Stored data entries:
/---

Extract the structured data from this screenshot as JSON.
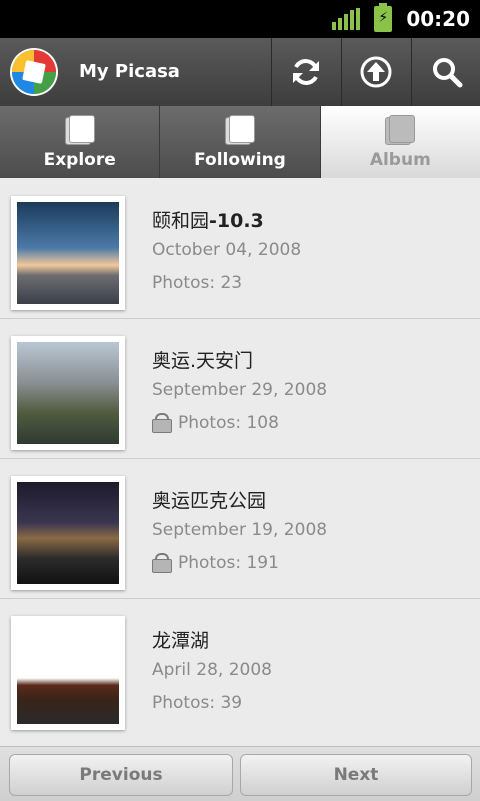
{
  "status": {
    "time": "00:20"
  },
  "titlebar": {
    "app_title": "My Picasa",
    "actions": [
      {
        "icon": "refresh-icon"
      },
      {
        "icon": "upload-icon"
      },
      {
        "icon": "search-icon"
      }
    ]
  },
  "tabs": [
    {
      "label": "Explore",
      "selected": false
    },
    {
      "label": "Following",
      "selected": false
    },
    {
      "label": "Album",
      "selected": true
    }
  ],
  "albums": [
    {
      "name_a": "颐和园",
      "name_b": "-10.3",
      "date": "October 04, 2008",
      "photos": "Photos: 23",
      "locked": false
    },
    {
      "name_a": "奥运.天安门",
      "name_b": "",
      "date": "September 29, 2008",
      "photos": "Photos: 108",
      "locked": true
    },
    {
      "name_a": "奥运匹克公园",
      "name_b": "",
      "date": "September 19, 2008",
      "photos": "Photos: 191",
      "locked": true
    },
    {
      "name_a": "龙潭湖",
      "name_b": "",
      "date": "April 28, 2008",
      "photos": "Photos: 39",
      "locked": false
    }
  ],
  "pagination": {
    "prev": "Previous",
    "next": "Next"
  },
  "colors": {
    "accent_green": "#8bc34a",
    "title_bg": "#4a4a4a",
    "list_bg": "#ebebeb"
  }
}
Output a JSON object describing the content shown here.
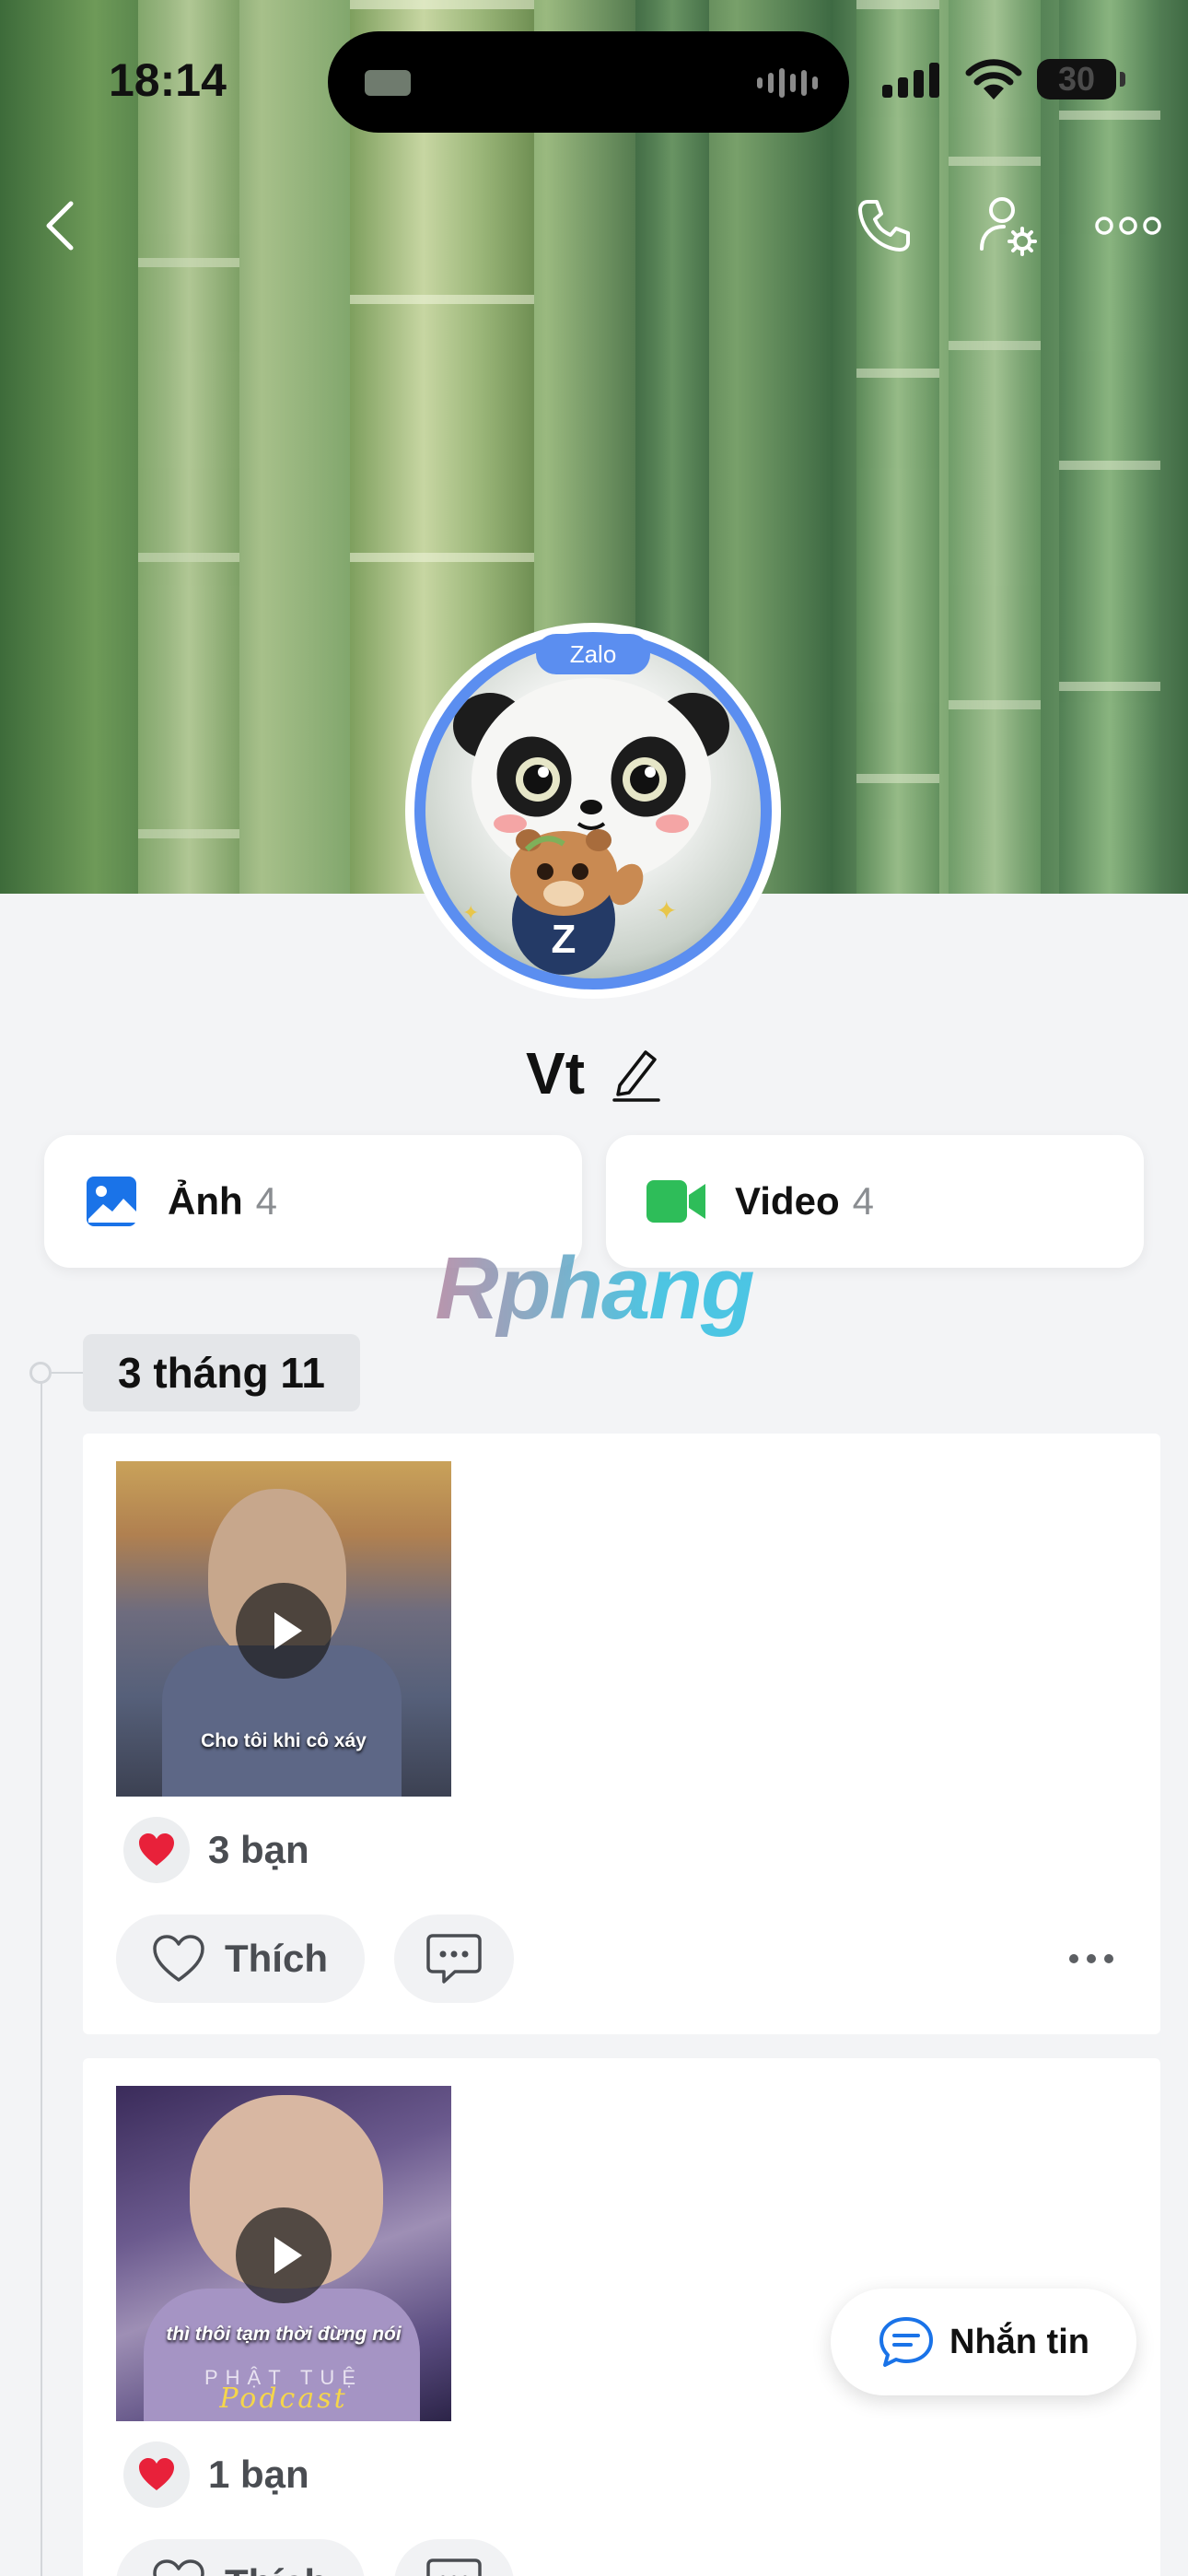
{
  "status_bar": {
    "time": "18:14",
    "battery": "30"
  },
  "header": {
    "icons": [
      "chevron-left-icon",
      "phone-icon",
      "user-settings-icon",
      "more-horizontal-icon"
    ]
  },
  "profile": {
    "avatar_badge": "Zalo",
    "name": "Vt"
  },
  "media": {
    "photos_label": "Ảnh",
    "photos_count": "4",
    "videos_label": "Video",
    "videos_count": "4",
    "photos_icon_color": "#1a73e8",
    "videos_icon_color": "#2ebd59"
  },
  "watermark": "Rphang",
  "timeline": {
    "date": "3 tháng 11",
    "posts": [
      {
        "video_caption": "Cho tôi khi cô xáy",
        "reactions": "3 bạn",
        "like_label": "Thích"
      },
      {
        "video_caption": "thì thôi tạm thời đừng nói",
        "video_brand": "PHẬT TUỆ",
        "video_brand_script": "Podcast",
        "reactions": "1 bạn",
        "like_label": "Thích"
      }
    ]
  },
  "message_button": {
    "label": "Nhắn tin",
    "color": "#1a73e8"
  }
}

\---

- **Written problem**
Count the lines in which the string "September" appears, then report only that figure.

- **Complete answer**
2